• _Instructions for the task_:
Return the records that follow, matching each one exactly.

** start Stored data **

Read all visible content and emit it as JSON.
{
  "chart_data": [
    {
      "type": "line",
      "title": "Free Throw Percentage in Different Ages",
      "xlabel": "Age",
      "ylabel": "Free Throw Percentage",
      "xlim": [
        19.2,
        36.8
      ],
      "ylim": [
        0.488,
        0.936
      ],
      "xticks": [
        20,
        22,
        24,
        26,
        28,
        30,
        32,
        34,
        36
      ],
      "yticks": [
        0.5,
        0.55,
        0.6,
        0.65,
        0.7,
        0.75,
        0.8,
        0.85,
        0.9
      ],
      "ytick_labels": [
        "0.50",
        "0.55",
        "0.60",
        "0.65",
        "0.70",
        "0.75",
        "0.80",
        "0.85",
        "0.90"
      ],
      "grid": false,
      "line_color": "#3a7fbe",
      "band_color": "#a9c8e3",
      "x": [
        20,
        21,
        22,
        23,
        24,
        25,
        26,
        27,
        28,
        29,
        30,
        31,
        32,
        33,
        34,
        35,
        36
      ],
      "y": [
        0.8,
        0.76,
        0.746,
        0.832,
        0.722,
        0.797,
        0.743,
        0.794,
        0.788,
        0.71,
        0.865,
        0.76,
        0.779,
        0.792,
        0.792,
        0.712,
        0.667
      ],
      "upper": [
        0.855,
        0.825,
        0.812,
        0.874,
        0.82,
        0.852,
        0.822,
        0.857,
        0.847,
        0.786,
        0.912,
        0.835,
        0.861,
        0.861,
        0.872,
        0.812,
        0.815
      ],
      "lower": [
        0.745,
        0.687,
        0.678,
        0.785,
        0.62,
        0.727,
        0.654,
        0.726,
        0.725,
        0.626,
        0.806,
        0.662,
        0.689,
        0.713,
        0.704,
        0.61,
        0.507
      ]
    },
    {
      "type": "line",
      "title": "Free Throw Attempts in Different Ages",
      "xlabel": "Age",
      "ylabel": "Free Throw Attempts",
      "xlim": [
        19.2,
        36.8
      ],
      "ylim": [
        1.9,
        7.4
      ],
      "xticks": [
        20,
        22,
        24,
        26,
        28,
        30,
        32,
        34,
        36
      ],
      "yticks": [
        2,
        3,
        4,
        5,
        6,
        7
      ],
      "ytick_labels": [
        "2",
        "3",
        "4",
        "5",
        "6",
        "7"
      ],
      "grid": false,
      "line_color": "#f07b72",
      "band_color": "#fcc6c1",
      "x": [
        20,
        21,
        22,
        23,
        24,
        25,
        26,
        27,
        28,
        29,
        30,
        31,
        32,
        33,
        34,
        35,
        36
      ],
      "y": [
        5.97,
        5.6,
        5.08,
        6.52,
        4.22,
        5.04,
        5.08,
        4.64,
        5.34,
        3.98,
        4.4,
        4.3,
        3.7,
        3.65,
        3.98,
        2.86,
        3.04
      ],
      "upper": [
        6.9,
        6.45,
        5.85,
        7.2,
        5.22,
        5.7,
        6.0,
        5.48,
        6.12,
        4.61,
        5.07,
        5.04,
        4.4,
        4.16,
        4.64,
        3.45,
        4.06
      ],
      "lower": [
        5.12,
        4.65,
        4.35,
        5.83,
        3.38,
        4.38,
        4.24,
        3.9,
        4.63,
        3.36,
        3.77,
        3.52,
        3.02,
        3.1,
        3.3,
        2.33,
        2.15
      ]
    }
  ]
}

** end Stored data **

• _Complete answer_:
Read all visible content and emit it as JSON.
{
  "chart_data": [
    {
      "type": "line",
      "title": "Free Throw Percentage in Different Ages",
      "xlabel": "Age",
      "ylabel": "Free Throw Percentage",
      "xlim": [
        19.2,
        36.8
      ],
      "ylim": [
        0.488,
        0.936
      ],
      "xticks": [
        20,
        22,
        24,
        26,
        28,
        30,
        32,
        34,
        36
      ],
      "yticks": [
        0.5,
        0.55,
        0.6,
        0.65,
        0.7,
        0.75,
        0.8,
        0.85,
        0.9
      ],
      "ytick_labels": [
        "0.50",
        "0.55",
        "0.60",
        "0.65",
        "0.70",
        "0.75",
        "0.80",
        "0.85",
        "0.90"
      ],
      "grid": false,
      "line_color": "#3a7fbe",
      "band_color": "#a9c8e3",
      "x": [
        20,
        21,
        22,
        23,
        24,
        25,
        26,
        27,
        28,
        29,
        30,
        31,
        32,
        33,
        34,
        35,
        36
      ],
      "y": [
        0.8,
        0.76,
        0.746,
        0.832,
        0.722,
        0.797,
        0.743,
        0.794,
        0.788,
        0.71,
        0.865,
        0.76,
        0.779,
        0.792,
        0.792,
        0.712,
        0.667
      ],
      "upper": [
        0.855,
        0.825,
        0.812,
        0.874,
        0.82,
        0.852,
        0.822,
        0.857,
        0.847,
        0.786,
        0.912,
        0.835,
        0.861,
        0.861,
        0.872,
        0.812,
        0.815
      ],
      "lower": [
        0.745,
        0.687,
        0.678,
        0.785,
        0.62,
        0.727,
        0.654,
        0.726,
        0.725,
        0.626,
        0.806,
        0.662,
        0.689,
        0.713,
        0.704,
        0.61,
        0.507
      ]
    },
    {
      "type": "line",
      "title": "Free Throw Attempts in Different Ages",
      "xlabel": "Age",
      "ylabel": "Free Throw Attempts",
      "xlim": [
        19.2,
        36.8
      ],
      "ylim": [
        1.9,
        7.4
      ],
      "xticks": [
        20,
        22,
        24,
        26,
        28,
        30,
        32,
        34,
        36
      ],
      "yticks": [
        2,
        3,
        4,
        5,
        6,
        7
      ],
      "ytick_labels": [
        "2",
        "3",
        "4",
        "5",
        "6",
        "7"
      ],
      "grid": false,
      "line_color": "#f07b72",
      "band_color": "#fcc6c1",
      "x": [
        20,
        21,
        22,
        23,
        24,
        25,
        26,
        27,
        28,
        29,
        30,
        31,
        32,
        33,
        34,
        35,
        36
      ],
      "y": [
        5.97,
        5.6,
        5.08,
        6.52,
        4.22,
        5.04,
        5.08,
        4.64,
        5.34,
        3.98,
        4.4,
        4.3,
        3.7,
        3.65,
        3.98,
        2.86,
        3.04
      ],
      "upper": [
        6.9,
        6.45,
        5.85,
        7.2,
        5.22,
        5.7,
        6.0,
        5.48,
        6.12,
        4.61,
        5.07,
        5.04,
        4.4,
        4.16,
        4.64,
        3.45,
        4.06
      ],
      "lower": [
        5.12,
        4.65,
        4.35,
        5.83,
        3.38,
        4.38,
        4.24,
        3.9,
        4.63,
        3.36,
        3.77,
        3.52,
        3.02,
        3.1,
        3.3,
        2.33,
        2.15
      ]
    }
  ]
}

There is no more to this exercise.